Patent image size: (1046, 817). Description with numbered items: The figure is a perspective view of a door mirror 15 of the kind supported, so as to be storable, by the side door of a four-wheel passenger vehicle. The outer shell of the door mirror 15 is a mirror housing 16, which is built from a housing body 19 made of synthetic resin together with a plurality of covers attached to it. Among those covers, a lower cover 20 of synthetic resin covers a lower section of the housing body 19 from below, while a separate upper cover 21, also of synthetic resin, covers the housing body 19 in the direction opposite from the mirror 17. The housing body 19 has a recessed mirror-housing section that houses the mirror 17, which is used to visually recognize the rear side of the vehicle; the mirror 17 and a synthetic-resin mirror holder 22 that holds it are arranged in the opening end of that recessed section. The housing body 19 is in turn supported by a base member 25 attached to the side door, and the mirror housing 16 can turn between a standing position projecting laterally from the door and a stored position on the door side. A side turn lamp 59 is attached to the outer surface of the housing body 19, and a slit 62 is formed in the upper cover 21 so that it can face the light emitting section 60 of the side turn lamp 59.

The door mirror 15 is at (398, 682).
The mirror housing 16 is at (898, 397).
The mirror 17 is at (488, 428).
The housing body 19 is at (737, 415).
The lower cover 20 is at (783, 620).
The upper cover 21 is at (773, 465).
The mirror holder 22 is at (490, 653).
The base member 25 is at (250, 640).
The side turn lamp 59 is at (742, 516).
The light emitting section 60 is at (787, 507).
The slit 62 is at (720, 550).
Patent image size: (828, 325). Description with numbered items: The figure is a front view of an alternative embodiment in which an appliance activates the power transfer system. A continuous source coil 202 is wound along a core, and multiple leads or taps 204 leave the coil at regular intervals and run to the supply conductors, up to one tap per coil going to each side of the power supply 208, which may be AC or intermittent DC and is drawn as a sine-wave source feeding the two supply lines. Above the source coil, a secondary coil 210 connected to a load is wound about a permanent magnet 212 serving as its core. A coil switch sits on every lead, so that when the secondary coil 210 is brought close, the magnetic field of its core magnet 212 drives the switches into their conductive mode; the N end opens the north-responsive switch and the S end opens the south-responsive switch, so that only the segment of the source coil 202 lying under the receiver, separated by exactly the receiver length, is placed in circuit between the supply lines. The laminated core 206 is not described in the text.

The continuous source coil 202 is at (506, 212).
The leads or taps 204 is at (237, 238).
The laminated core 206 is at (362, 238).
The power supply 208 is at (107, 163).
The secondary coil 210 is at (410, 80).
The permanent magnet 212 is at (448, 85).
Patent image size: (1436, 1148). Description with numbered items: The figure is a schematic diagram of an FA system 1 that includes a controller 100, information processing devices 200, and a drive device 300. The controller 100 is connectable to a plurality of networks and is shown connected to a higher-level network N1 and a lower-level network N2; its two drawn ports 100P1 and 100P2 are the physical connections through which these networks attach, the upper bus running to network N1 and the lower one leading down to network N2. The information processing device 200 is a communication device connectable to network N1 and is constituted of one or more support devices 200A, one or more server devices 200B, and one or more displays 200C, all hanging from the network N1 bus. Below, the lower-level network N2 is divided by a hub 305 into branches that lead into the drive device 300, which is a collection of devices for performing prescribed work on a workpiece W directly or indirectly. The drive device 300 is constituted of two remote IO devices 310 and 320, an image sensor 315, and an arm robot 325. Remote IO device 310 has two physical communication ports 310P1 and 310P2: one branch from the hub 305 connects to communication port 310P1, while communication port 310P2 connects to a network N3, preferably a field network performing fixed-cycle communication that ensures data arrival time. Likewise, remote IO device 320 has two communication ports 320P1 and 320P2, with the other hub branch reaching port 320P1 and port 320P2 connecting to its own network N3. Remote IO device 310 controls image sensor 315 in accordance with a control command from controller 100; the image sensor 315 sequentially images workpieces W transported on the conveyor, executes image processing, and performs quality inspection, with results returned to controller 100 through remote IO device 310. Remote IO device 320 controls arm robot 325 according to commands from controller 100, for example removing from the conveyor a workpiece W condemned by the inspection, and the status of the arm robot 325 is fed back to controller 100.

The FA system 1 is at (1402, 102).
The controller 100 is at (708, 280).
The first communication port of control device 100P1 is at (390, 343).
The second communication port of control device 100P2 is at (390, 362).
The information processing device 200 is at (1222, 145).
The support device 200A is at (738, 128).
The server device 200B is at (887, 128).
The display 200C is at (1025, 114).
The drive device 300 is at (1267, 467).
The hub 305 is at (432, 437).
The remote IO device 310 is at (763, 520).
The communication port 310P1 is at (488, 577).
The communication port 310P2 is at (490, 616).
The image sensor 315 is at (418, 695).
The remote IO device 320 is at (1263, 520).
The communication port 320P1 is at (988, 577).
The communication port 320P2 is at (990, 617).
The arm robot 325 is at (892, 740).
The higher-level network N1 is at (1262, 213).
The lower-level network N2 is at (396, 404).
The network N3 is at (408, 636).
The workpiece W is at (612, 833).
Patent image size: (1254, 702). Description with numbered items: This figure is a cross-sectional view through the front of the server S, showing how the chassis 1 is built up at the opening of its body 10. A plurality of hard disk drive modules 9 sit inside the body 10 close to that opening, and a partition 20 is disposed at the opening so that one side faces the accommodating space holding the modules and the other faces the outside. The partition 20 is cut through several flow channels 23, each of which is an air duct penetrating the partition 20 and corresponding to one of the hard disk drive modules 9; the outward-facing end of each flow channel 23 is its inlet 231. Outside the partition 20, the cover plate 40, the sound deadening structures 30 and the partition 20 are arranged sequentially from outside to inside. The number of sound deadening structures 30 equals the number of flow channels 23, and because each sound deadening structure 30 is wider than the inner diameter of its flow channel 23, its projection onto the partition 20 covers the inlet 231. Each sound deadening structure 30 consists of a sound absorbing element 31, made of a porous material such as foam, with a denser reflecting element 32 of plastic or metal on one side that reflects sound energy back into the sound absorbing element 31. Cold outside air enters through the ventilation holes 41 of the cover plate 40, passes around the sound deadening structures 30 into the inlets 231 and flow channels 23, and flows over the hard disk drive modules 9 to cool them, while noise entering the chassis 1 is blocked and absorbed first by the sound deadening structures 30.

= = = =

• **The task**: Please give the listing above again, substituting "Numbered summary" for each occurrence of "Description with numbered items" and keeping everything else the same.

• **Solution for this problem**:
Patent image size: (1046, 817). Numbered summary: The figure is a perspective view of a door mirror 15 of the kind supported, so as to be storable, by the side door of a four-wheel passenger vehicle. The outer shell of the door mirror 15 is a mirror housing 16, which is built from a housing body 19 made of synthetic resin together with a plurality of covers attached to it. Among those covers, a lower cover 20 of synthetic resin covers a lower section of the housing body 19 from below, while a separate upper cover 21, also of synthetic resin, covers the housing body 19 in the direction opposite from the mirror 17. The housing body 19 has a recessed mirror-housing section that houses the mirror 17, which is used to visually recognize the rear side of the vehicle; the mirror 17 and a synthetic-resin mirror holder 22 that holds it are arranged in the opening end of that recessed section. The housing body 19 is in turn supported by a base member 25 attached to the side door, and the mirror housing 16 can turn between a standing position projecting laterally from the door and a stored position on the door side. A side turn lamp 59 is attached to the outer surface of the housing body 19, and a slit 62 is formed in the upper cover 21 so that it can face the light emitting section 60 of the side turn lamp 59.

The door mirror 15 is at (398, 682).
The mirror housing 16 is at (898, 397).
The mirror 17 is at (488, 428).
The housing body 19 is at (737, 415).
The lower cover 20 is at (783, 620).
The upper cover 21 is at (773, 465).
The mirror holder 22 is at (490, 653).
The base member 25 is at (250, 640).
The side turn lamp 59 is at (742, 516).
The light emitting section 60 is at (787, 507).
The slit 62 is at (720, 550).
Patent image size: (828, 325). Numbered summary: The figure is a front view of an alternative embodiment in which an appliance activates the power transfer system. A continuous source coil 202 is wound along a core, and multiple leads or taps 204 leave the coil at regular intervals and run to the supply conductors, up to one tap per coil going to each side of the power supply 208, which may be AC or intermittent DC and is drawn as a sine-wave source feeding the two supply lines. Above the source coil, a secondary coil 210 connected to a load is wound about a permanent magnet 212 serving as its core. A coil switch sits on every lead, so that when the secondary coil 210 is brought close, the magnetic field of its core magnet 212 drives the switches into their conductive mode; the N end opens the north-responsive switch and the S end opens the south-responsive switch, so that only the segment of the source coil 202 lying under the receiver, separated by exactly the receiver length, is placed in circuit between the supply lines. The laminated core 206 is not described in the text.

The continuous source coil 202 is at (506, 212).
The leads or taps 204 is at (237, 238).
The laminated core 206 is at (362, 238).
The power supply 208 is at (107, 163).
The secondary coil 210 is at (410, 80).
The permanent magnet 212 is at (448, 85).
Patent image size: (1436, 1148). Numbered summary: The figure is a schematic diagram of an FA system 1 that includes a controller 100, information processing devices 200, and a drive device 300. The controller 100 is connectable to a plurality of networks and is shown connected to a higher-level network N1 and a lower-level network N2; its two drawn ports 100P1 and 100P2 are the physical connections through which these networks attach, the upper bus running to network N1 and the lower one leading down to network N2. The information processing device 200 is a communication device connectable to network N1 and is constituted of one or more support devices 200A, one or more server devices 200B, and one or more displays 200C, all hanging from the network N1 bus. Below, the lower-level network N2 is divided by a hub 305 into branches that lead into the drive device 300, which is a collection of devices for performing prescribed work on a workpiece W directly or indirectly. The drive device 300 is constituted of two remote IO devices 310 and 320, an image sensor 315, and an arm robot 325. Remote IO device 310 has two physical communication ports 310P1 and 310P2: one branch from the hub 305 connects to communication port 310P1, while communication port 310P2 connects to a network N3, preferably a field network performing fixed-cycle communication that ensures data arrival time. Likewise, remote IO device 320 has two communication ports 320P1 and 320P2, with the other hub branch reaching port 320P1 and port 320P2 connecting to its own network N3. Remote IO device 310 controls image sensor 315 in accordance with a control command from controller 100; the image sensor 315 sequentially images workpieces W transported on the conveyor, executes image processing, and performs quality inspection, with results returned to controller 100 through remote IO device 310. Remote IO device 320 controls arm robot 325 according to commands from controller 100, for example removing from the conveyor a workpiece W condemned by the inspection, and the status of the arm robot 325 is fed back to controller 100.

The FA system 1 is at (1402, 102).
The controller 100 is at (708, 280).
The first communication port of control device 100P1 is at (390, 343).
The second communication port of control device 100P2 is at (390, 362).
The information processing device 200 is at (1222, 145).
The support device 200A is at (738, 128).
The server device 200B is at (887, 128).
The display 200C is at (1025, 114).
The drive device 300 is at (1267, 467).
The hub 305 is at (432, 437).
The remote IO device 310 is at (763, 520).
The communication port 310P1 is at (488, 577).
The communication port 310P2 is at (490, 616).
The image sensor 315 is at (418, 695).
The remote IO device 320 is at (1263, 520).
The communication port 320P1 is at (988, 577).
The communication port 320P2 is at (990, 617).
The arm robot 325 is at (892, 740).
The higher-level network N1 is at (1262, 213).
The lower-level network N2 is at (396, 404).
The network N3 is at (408, 636).
The workpiece W is at (612, 833).
Patent image size: (1254, 702). Numbered summary: This figure is a cross-sectional view through the front of the server S, showing how the chassis 1 is built up at the opening of its body 10. A plurality of hard disk drive modules 9 sit inside the body 10 close to that opening, and a partition 20 is disposed at the opening so that one side faces the accommodating space holding the modules and the other faces the outside. The partition 20 is cut through several flow channels 23, each of which is an air duct penetrating the partition 20 and corresponding to one of the hard disk drive modules 9; the outward-facing end of each flow channel 23 is its inlet 231. Outside the partition 20, the cover plate 40, the sound deadening structures 30 and the partition 20 are arranged sequentially from outside to inside. The number of sound deadening structures 30 equals the number of flow channels 23, and because each sound deadening structure 30 is wider than the inner diameter of its flow channel 23, its projection onto the partition 20 covers the inlet 231. Each sound deadening structure 30 consists of a sound absorbing element 31, made of a porous material such as foam, with a denser reflecting element 32 of plastic or metal on one side that reflects sound energy back into the sound absorbing element 31. Cold outside air enters through the ventilation holes 41 of the cover plate 40, passes around the sound deadening structures 30 into the inlets 231 and flow channels 23, and flows over the hard disk drive modules 9 to cool them, while noise entering the chassis 1 is blocked and absorbed first by the sound deadening structures 30.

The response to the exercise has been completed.